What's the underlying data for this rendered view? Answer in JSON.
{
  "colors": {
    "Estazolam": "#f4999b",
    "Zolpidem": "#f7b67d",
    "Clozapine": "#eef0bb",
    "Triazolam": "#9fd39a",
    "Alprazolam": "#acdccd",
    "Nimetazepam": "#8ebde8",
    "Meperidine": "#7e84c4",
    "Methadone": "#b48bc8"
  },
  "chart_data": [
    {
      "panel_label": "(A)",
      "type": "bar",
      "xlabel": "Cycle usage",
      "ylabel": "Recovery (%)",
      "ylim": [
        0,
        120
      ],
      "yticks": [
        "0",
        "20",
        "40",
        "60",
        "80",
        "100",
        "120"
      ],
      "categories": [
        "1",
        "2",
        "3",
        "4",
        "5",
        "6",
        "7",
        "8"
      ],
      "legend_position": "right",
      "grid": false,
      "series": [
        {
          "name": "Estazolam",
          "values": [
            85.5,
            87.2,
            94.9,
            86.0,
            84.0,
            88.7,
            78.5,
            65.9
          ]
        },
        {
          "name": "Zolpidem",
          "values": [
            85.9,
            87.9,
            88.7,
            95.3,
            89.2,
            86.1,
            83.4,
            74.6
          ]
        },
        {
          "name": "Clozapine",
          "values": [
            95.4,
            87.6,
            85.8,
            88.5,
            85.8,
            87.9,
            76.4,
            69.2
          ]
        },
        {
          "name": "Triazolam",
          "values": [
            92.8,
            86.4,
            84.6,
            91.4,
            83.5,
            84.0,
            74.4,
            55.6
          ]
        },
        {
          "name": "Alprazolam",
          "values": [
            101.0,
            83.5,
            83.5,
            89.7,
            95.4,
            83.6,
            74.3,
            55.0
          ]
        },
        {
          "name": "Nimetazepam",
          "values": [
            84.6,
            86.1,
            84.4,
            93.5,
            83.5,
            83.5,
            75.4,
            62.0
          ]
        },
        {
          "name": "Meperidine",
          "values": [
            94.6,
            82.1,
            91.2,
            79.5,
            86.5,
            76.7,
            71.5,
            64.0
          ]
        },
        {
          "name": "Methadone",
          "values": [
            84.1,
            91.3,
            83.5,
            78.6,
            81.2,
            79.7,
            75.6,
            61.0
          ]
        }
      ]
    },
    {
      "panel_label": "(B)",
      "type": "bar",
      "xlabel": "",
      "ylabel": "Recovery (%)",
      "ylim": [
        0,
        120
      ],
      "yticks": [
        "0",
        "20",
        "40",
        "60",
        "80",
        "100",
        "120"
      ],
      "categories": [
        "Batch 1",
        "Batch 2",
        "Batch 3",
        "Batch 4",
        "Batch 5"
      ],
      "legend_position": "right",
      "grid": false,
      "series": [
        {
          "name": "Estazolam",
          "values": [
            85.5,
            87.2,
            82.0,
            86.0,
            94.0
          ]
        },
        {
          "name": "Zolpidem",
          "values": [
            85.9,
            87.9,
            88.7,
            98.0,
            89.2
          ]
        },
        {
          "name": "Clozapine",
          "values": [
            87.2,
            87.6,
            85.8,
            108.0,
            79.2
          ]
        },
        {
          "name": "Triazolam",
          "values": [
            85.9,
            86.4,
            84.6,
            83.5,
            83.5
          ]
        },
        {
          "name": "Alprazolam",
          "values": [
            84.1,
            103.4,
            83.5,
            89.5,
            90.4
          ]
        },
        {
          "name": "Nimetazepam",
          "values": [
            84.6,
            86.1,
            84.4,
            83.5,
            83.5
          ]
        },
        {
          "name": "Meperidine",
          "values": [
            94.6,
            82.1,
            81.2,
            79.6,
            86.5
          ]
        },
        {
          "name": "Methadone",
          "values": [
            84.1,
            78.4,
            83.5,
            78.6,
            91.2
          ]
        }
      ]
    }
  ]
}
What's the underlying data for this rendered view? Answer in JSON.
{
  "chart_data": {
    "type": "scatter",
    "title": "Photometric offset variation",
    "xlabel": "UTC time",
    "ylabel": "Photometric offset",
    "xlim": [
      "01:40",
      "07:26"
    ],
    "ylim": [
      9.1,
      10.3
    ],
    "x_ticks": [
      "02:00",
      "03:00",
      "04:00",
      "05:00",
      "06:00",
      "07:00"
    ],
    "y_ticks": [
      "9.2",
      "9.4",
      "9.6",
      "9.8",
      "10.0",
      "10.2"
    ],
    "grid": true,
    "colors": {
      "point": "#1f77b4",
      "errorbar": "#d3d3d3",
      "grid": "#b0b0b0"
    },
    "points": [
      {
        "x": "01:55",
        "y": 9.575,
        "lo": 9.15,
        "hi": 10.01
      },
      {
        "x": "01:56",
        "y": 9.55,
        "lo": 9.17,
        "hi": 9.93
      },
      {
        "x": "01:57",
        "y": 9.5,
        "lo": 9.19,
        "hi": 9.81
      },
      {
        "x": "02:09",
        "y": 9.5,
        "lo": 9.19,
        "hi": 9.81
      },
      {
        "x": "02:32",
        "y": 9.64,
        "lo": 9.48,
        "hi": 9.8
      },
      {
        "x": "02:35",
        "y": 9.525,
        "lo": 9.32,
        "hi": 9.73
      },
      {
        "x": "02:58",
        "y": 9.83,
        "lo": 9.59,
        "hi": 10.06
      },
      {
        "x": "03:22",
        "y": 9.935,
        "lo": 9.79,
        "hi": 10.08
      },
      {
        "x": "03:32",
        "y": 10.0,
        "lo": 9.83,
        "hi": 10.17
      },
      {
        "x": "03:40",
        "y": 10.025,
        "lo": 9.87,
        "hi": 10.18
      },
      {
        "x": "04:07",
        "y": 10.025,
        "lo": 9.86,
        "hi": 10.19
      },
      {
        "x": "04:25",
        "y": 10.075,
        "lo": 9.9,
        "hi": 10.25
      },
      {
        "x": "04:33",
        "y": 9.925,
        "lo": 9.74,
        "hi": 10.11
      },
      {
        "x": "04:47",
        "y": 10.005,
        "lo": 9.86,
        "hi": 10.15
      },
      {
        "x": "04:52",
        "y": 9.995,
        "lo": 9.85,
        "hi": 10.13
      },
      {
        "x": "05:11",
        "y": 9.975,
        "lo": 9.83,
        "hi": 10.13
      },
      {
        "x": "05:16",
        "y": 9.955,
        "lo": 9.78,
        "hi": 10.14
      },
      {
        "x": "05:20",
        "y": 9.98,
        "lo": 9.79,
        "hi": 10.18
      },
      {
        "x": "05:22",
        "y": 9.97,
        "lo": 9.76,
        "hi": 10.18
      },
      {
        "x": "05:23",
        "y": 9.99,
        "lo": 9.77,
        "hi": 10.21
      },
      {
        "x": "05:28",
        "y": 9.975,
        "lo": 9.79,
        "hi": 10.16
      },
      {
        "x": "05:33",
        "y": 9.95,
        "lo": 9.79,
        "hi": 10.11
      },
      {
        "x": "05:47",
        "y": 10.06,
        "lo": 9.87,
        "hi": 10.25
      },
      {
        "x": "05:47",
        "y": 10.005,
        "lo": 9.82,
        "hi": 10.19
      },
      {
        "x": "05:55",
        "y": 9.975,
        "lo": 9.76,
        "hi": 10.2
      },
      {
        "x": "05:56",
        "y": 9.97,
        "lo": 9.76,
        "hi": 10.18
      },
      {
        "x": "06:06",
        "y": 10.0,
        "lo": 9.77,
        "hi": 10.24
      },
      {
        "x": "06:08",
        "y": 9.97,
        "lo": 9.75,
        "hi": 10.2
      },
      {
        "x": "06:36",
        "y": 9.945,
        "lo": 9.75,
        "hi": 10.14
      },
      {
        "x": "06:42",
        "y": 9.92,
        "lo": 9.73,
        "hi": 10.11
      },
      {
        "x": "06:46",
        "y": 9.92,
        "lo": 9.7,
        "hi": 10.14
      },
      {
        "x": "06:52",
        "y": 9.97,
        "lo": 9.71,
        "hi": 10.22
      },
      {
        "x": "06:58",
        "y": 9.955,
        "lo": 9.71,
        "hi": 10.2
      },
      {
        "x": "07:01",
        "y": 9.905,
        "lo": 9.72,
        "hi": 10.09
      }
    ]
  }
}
++++++
§ **What to work on**
Locate all lines that include the word "Photometric" and copy them out.

§ **Answer to the problem**
    "title": "Photometric offset variation",
    "ylabel": "Photometric offset",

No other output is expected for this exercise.